**Material shown:**
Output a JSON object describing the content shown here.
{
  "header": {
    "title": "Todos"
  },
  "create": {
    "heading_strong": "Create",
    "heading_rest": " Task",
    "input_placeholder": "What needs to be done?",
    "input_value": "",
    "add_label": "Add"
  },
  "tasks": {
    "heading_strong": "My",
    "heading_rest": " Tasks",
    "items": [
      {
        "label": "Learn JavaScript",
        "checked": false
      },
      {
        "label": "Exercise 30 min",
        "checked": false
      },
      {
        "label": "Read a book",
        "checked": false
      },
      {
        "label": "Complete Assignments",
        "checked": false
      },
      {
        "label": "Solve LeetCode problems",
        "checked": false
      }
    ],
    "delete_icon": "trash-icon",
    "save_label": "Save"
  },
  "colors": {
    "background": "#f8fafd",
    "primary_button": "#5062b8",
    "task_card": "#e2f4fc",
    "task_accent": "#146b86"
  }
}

**Work to complete:**
Copy out every line of the data above, exactly as given.

**Exercise response:**
Output a JSON object describing the content shown here.
{
  "header": {
    "title": "Todos"
  },
  "create": {
    "heading_strong": "Create",
    "heading_rest": " Task",
    "input_placeholder": "What needs to be done?",
    "input_value": "",
    "add_label": "Add"
  },
  "tasks": {
    "heading_strong": "My",
    "heading_rest": " Tasks",
    "items": [
      {
        "label": "Learn JavaScript",
        "checked": false
      },
      {
        "label": "Exercise 30 min",
        "checked": false
      },
      {
        "label": "Read a book",
        "checked": false
      },
      {
        "label": "Complete Assignments",
        "checked": false
      },
      {
        "label": "Solve LeetCode problems",
        "checked": false
      }
    ],
    "delete_icon": "trash-icon",
    "save_label": "Save"
  },
  "colors": {
    "background": "#f8fafd",
    "primary_button": "#5062b8",
    "task_card": "#e2f4fc",
    "task_accent": "#146b86"
  }
}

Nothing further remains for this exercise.